## Task objective
Report every line below that holds the word "title".
— start of Data section —
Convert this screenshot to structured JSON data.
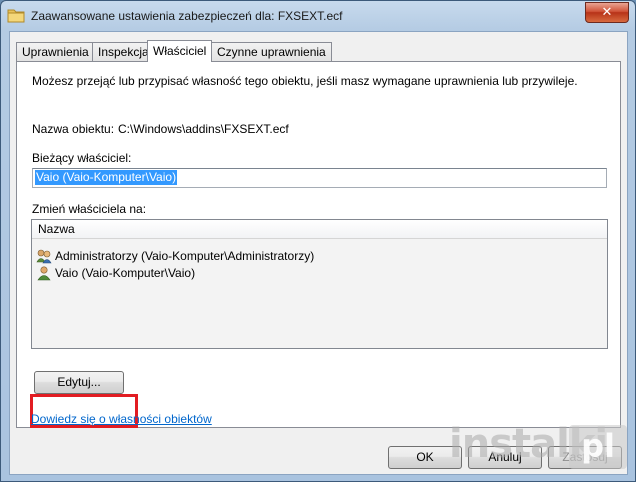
{
  "window": {
    "title": "Zaawansowane ustawienia zabezpieczeń dla: FXSEXT.ecf",
    "close_glyph": "✕"
  },
  "tabs": [
    {
      "label": "Uprawnienia"
    },
    {
      "label": "Inspekcja"
    },
    {
      "label": "Właściciel",
      "active": true
    },
    {
      "label": "Czynne uprawnienia"
    }
  ],
  "owner_tab": {
    "description": "Możesz przejąć lub przypisać własność tego obiektu, jeśli masz wymagane uprawnienia lub przywileje.",
    "object_name_label": "Nazwa obiektu:",
    "object_name_value": "C:\\Windows\\addins\\FXSEXT.ecf",
    "current_owner_label": "Bieżący właściciel:",
    "current_owner_value": "Vaio (Vaio-Komputer\\Vaio)",
    "change_owner_label": "Zmień właściciela na:",
    "list_header": "Nazwa",
    "list_items": [
      {
        "label": "Administratorzy (Vaio-Komputer\\Administratorzy)",
        "icon": "users-group-icon"
      },
      {
        "label": "Vaio (Vaio-Komputer\\Vaio)",
        "icon": "user-icon"
      }
    ],
    "edit_button": "Edytuj...",
    "link": "Dowiedz się o własności obiektów"
  },
  "footer": {
    "ok": "OK",
    "cancel": "Anuluj",
    "apply": "Zastosuj"
  },
  "watermark": {
    "text": "instalki",
    "suffix": "pl"
  },
  "colors": {
    "accent_red": "#e21c22",
    "selection": "#3399ff",
    "link": "#0066cc"
  }
}
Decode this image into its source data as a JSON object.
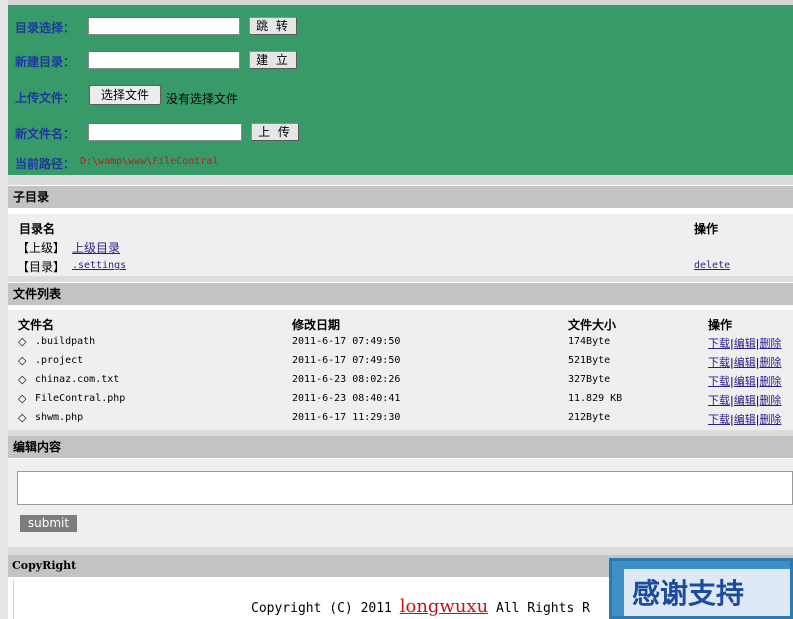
{
  "controls": {
    "goto_label": "目录选择：",
    "goto_button": "跳 转",
    "newdir_label": "新建目录：",
    "newdir_button": "建 立",
    "upload_label": "上传文件：",
    "upload_choose_button": "选择文件",
    "upload_no_file": "没有选择文件",
    "newfile_label": "新文件名：",
    "newfile_button": "上 传",
    "path_label": "当前路径：",
    "path_value": "D:\\wamp\\www\\FileContral"
  },
  "subdirs": {
    "title": "子目录",
    "col_name": "目录名",
    "col_action": "操作",
    "items": [
      {
        "tag": "【上级】",
        "name": "上级目录",
        "action": ""
      },
      {
        "tag": "【目录】",
        "name": ".settings",
        "action": "delete"
      }
    ]
  },
  "files": {
    "title": "文件列表",
    "col_name": "文件名",
    "col_date": "修改日期",
    "col_size": "文件大小",
    "col_action": "操作",
    "action_download": "下载",
    "action_edit": "编辑",
    "action_delete": "删除",
    "items": [
      {
        "icon": "◇",
        "name": ".buildpath",
        "date": "2011-6-17 07:49:50",
        "size": "174Byte"
      },
      {
        "icon": "◇",
        "name": ".project",
        "date": "2011-6-17 07:49:50",
        "size": "521Byte"
      },
      {
        "icon": "◇",
        "name": "chinaz.com.txt",
        "date": "2011-6-23 08:02:26",
        "size": "327Byte"
      },
      {
        "icon": "◇",
        "name": "FileContral.php",
        "date": "2011-6-23 08:40:41",
        "size": "11.829 KB"
      },
      {
        "icon": "◇",
        "name": "shwm.php",
        "date": "2011-6-17 11:29:30",
        "size": "212Byte"
      }
    ]
  },
  "editor": {
    "title": "编辑内容",
    "submit_label": "submit"
  },
  "footer": {
    "title": "CopyRight",
    "copyright_prefix": "Copyright (C) 2011",
    "brand": "longwuxu",
    "copyright_suffix": "All Rights R"
  },
  "popup": {
    "text": "感谢支持"
  }
}
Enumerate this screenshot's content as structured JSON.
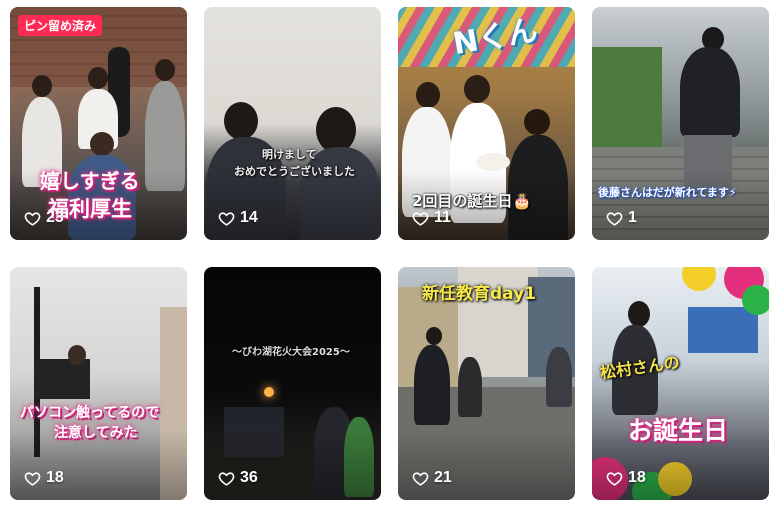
{
  "tiles": [
    {
      "likes": "23",
      "pin_label": "ピン留め済み",
      "caption_line1": "嬉しすぎる",
      "caption_line2": "福利厚生"
    },
    {
      "likes": "14",
      "caption_line1": "明けまして",
      "caption_line2": "おめでとうございました"
    },
    {
      "likes": "11",
      "caption_top": "Nくん",
      "caption_bottom": "2回目の誕生日🎂"
    },
    {
      "likes": "1",
      "caption_bottom": "後藤さんはだが新れてます⚡"
    },
    {
      "likes": "18",
      "caption_line1": "パソコン触ってるので",
      "caption_line2": "注意してみた"
    },
    {
      "likes": "36",
      "caption_top": "〜びわ湖花火大会2025〜"
    },
    {
      "likes": "21",
      "caption_top": "新任教育day1"
    },
    {
      "likes": "18",
      "caption_line1": "松村さんの",
      "caption_line2": "お誕生日"
    }
  ],
  "icons": {
    "like": "heart-outline-icon"
  },
  "colors": {
    "pin_badge": "#fe2c55",
    "pink_glow": "#e0338a"
  }
}
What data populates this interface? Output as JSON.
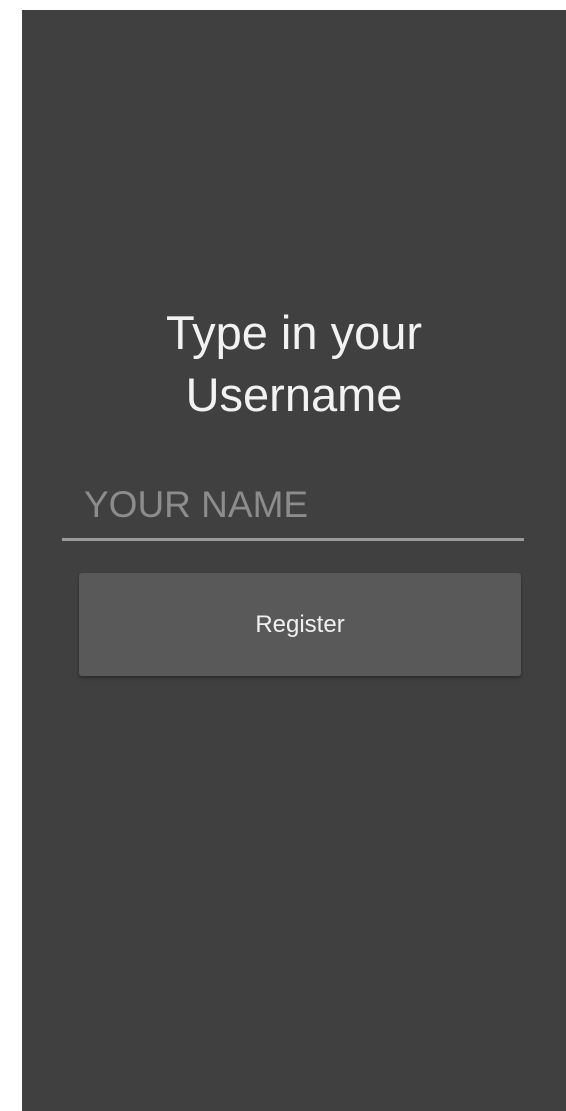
{
  "screen": {
    "title": "Type in your\nUsername",
    "name_field": {
      "value": "",
      "placeholder": "YOUR NAME"
    },
    "register_label": "Register"
  },
  "colors": {
    "background": "#404040",
    "button": "#595959",
    "underline": "#9a9a9a",
    "text": "#f2f2f2",
    "placeholder": "#8c8c8c"
  }
}
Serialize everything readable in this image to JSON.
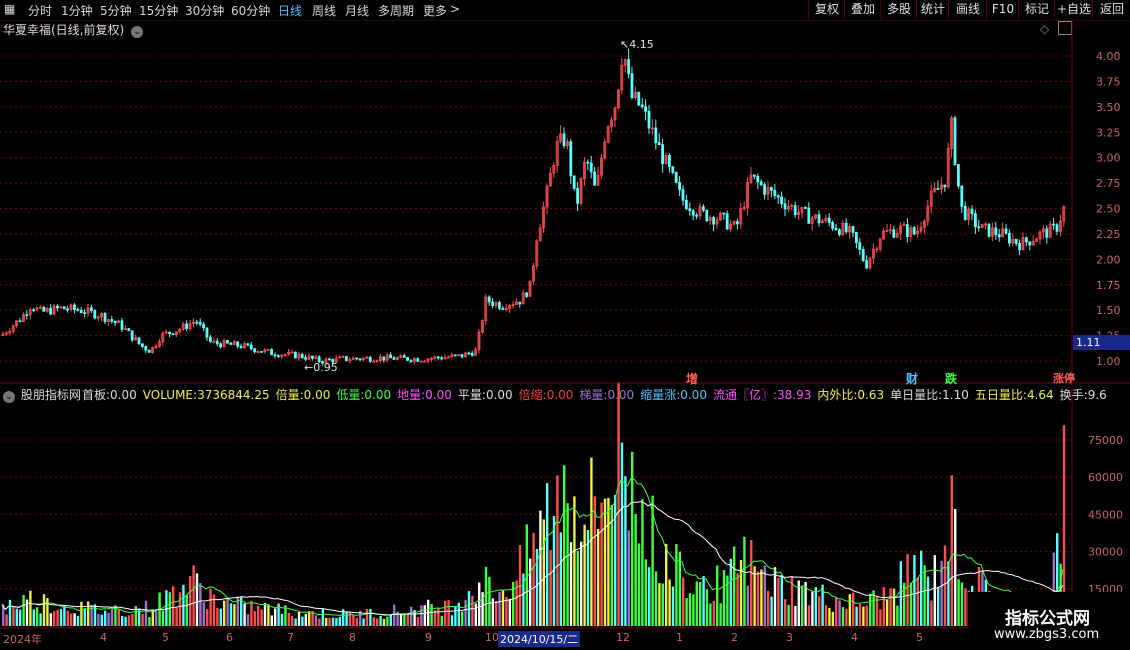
{
  "toolbar": {
    "periods": [
      "分时",
      "1分钟",
      "5分钟",
      "15分钟",
      "30分钟",
      "60分钟",
      "日线",
      "周线",
      "月线",
      "多周期",
      "更多"
    ],
    "active_period": "日线",
    "right_buttons": [
      "复权",
      "叠加",
      "多股",
      "统计",
      "画线",
      "F10",
      "标记",
      "+自选",
      "返回"
    ]
  },
  "main_chart": {
    "title": "华夏幸福(日线,前复权)",
    "high_label": "4.15",
    "low_label": "0.95",
    "current_price": "1.11",
    "price_ticks": [
      "4.00",
      "3.75",
      "3.50",
      "3.25",
      "3.00",
      "2.75",
      "2.50",
      "2.25",
      "2.00",
      "1.75",
      "1.50",
      "1.25",
      "1.00"
    ],
    "markers": [
      {
        "text": "增",
        "color": "#ff5a5a"
      },
      {
        "text": "财",
        "color": "#4fc3ff"
      },
      {
        "text": "跌",
        "color": "#3cff3c"
      },
      {
        "text": "涨停",
        "color": "#ff5a5a"
      }
    ]
  },
  "indicator": {
    "name": "股朋指标网",
    "items": [
      {
        "label": "首板:",
        "value": "0.00",
        "color": "#dcdcdc"
      },
      {
        "label": "VOLUME:",
        "value": "3736844.25",
        "color": "#f0f040"
      },
      {
        "label": "倍量:",
        "value": "0.00",
        "color": "#f0f040"
      },
      {
        "label": "低量:",
        "value": "0.00",
        "color": "#3cff3c"
      },
      {
        "label": "地量:",
        "value": "0.00",
        "color": "#ff4cff"
      },
      {
        "label": "平量:",
        "value": "0.00",
        "color": "#dcdcdc"
      },
      {
        "label": "倍缩:",
        "value": "0.00",
        "color": "#ff3c3c"
      },
      {
        "label": "梯量:",
        "value": "0.00",
        "color": "#a070c8"
      },
      {
        "label": "缩量涨:",
        "value": "0.00",
        "color": "#4fc3ff"
      },
      {
        "label": "流通〖亿〗:",
        "value": "38.93",
        "color": "#ff4cff"
      },
      {
        "label": "内外比:",
        "value": "0.63",
        "color": "#f0f040"
      },
      {
        "label": "单日量比:",
        "value": "1.10",
        "color": "#dcdcdc"
      },
      {
        "label": "五日量比:",
        "value": "4.64",
        "color": "#f0f040"
      },
      {
        "label": "换手:",
        "value": "9.6",
        "color": "#dcdcdc"
      }
    ],
    "volume_ticks": [
      "75000",
      "60000",
      "45000",
      "30000",
      "15000"
    ]
  },
  "date_axis": {
    "labels": [
      "2024年",
      "4",
      "5",
      "6",
      "7",
      "8",
      "9",
      "10",
      "2024/10/15/二",
      "12",
      "1",
      "2",
      "3",
      "4",
      "5"
    ]
  },
  "watermark": {
    "line1": "指标公式网",
    "line2": "www.zbgs3.com"
  },
  "colors": {
    "up": "#ff4c4c",
    "down": "#54ffff",
    "grid": "#7a0000",
    "ma_white": "#ffffff",
    "ma_green": "#3cff3c"
  },
  "chart_data": {
    "type": "candlestick",
    "price_axis": {
      "min": 0.95,
      "max": 4.15
    },
    "price_path": [
      [
        0,
        1.25
      ],
      [
        20,
        1.42
      ],
      [
        30,
        1.55
      ],
      [
        40,
        1.48
      ],
      [
        60,
        1.52
      ],
      [
        80,
        1.5
      ],
      [
        100,
        1.45
      ],
      [
        120,
        1.35
      ],
      [
        140,
        1.15
      ],
      [
        150,
        1.1
      ],
      [
        160,
        1.25
      ],
      [
        180,
        1.32
      ],
      [
        195,
        1.4
      ],
      [
        210,
        1.18
      ],
      [
        240,
        1.15
      ],
      [
        270,
        1.08
      ],
      [
        300,
        1.05
      ],
      [
        320,
        1.0
      ],
      [
        340,
        1.02
      ],
      [
        380,
        1.03
      ],
      [
        420,
        1.02
      ],
      [
        460,
        1.05
      ],
      [
        475,
        1.1
      ],
      [
        485,
        1.6
      ],
      [
        500,
        1.55
      ],
      [
        520,
        1.6
      ],
      [
        530,
        1.75
      ],
      [
        535,
        2.2
      ],
      [
        545,
        2.6
      ],
      [
        555,
        3.1
      ],
      [
        565,
        3.2
      ],
      [
        575,
        2.5
      ],
      [
        585,
        3.0
      ],
      [
        595,
        2.65
      ],
      [
        605,
        3.3
      ],
      [
        615,
        3.55
      ],
      [
        622,
        4.1
      ],
      [
        630,
        3.6
      ],
      [
        640,
        3.5
      ],
      [
        660,
        3.05
      ],
      [
        680,
        2.6
      ],
      [
        700,
        2.45
      ],
      [
        720,
        2.4
      ],
      [
        735,
        2.3
      ],
      [
        750,
        2.8
      ],
      [
        770,
        2.65
      ],
      [
        800,
        2.45
      ],
      [
        830,
        2.35
      ],
      [
        850,
        2.25
      ],
      [
        865,
        1.95
      ],
      [
        880,
        2.25
      ],
      [
        900,
        2.3
      ],
      [
        915,
        2.25
      ],
      [
        930,
        2.6
      ],
      [
        945,
        2.8
      ],
      [
        950,
        3.35
      ],
      [
        960,
        2.5
      ],
      [
        980,
        2.3
      ],
      [
        1000,
        2.25
      ],
      [
        1020,
        2.15
      ],
      [
        1040,
        2.25
      ],
      [
        1055,
        2.3
      ],
      [
        1065,
        2.55
      ]
    ],
    "volume_path": [
      [
        0,
        8000
      ],
      [
        30,
        12000
      ],
      [
        60,
        9000
      ],
      [
        100,
        7000
      ],
      [
        150,
        8000
      ],
      [
        190,
        20000
      ],
      [
        220,
        10000
      ],
      [
        260,
        8000
      ],
      [
        300,
        6000
      ],
      [
        350,
        5000
      ],
      [
        400,
        7000
      ],
      [
        450,
        9000
      ],
      [
        480,
        20000
      ],
      [
        500,
        15000
      ],
      [
        520,
        25000
      ],
      [
        540,
        45000
      ],
      [
        555,
        55000
      ],
      [
        565,
        65000
      ],
      [
        580,
        50000
      ],
      [
        600,
        55000
      ],
      [
        610,
        70000
      ],
      [
        618,
        80000
      ],
      [
        630,
        62000
      ],
      [
        650,
        40000
      ],
      [
        680,
        25000
      ],
      [
        700,
        20000
      ],
      [
        720,
        18000
      ],
      [
        745,
        30000
      ],
      [
        760,
        22000
      ],
      [
        780,
        18000
      ],
      [
        800,
        16000
      ],
      [
        830,
        12000
      ],
      [
        860,
        10000
      ],
      [
        890,
        14000
      ],
      [
        915,
        28000
      ],
      [
        930,
        18000
      ],
      [
        950,
        48000
      ],
      [
        965,
        22000
      ],
      [
        990,
        15000
      ],
      [
        1020,
        10000
      ],
      [
        1045,
        12000
      ],
      [
        1058,
        35000
      ],
      [
        1064,
        70000
      ]
    ]
  }
}
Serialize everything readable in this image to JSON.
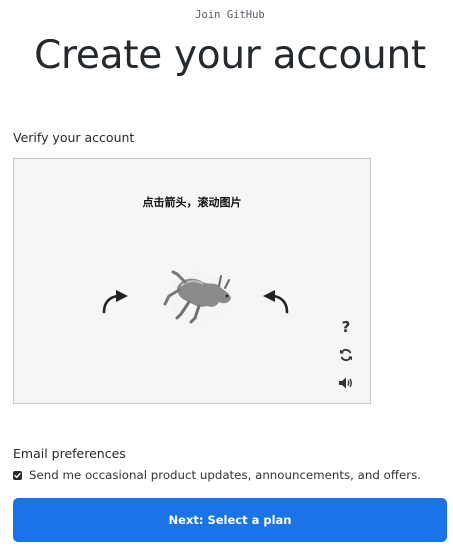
{
  "header": {
    "join_label": "Join GitHub",
    "title": "Create your account"
  },
  "verify": {
    "label": "Verify your account",
    "captcha": {
      "instruction": "点击箭头，滚动图片",
      "left_arrow_icon": "rotate-left-arrow-icon",
      "right_arrow_icon": "rotate-right-arrow-icon",
      "image": "animal-figure-image",
      "help_label": "?",
      "refresh_icon": "refresh-icon",
      "audio_icon": "speaker-icon"
    }
  },
  "email_preferences": {
    "label": "Email preferences",
    "checkbox_checked": true,
    "checkbox_label": "Send me occasional product updates, announcements, and offers."
  },
  "next_button": {
    "label": "Next: Select a plan",
    "color": "#1b73e8"
  }
}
— end of Data section —
## Solution to the problem
    "title": "Zaawansowane ustawienia zabezpieczeń dla: FXSEXT.ecf",
    "title": "子目录",
    "title": "文件列表",
    "title": "编辑内容",
    "title": "CopyRight",
    "title": "Type in your\nUsername",
    "title": "华夏幸福(日线,前复权)",
    "title": "Create your account"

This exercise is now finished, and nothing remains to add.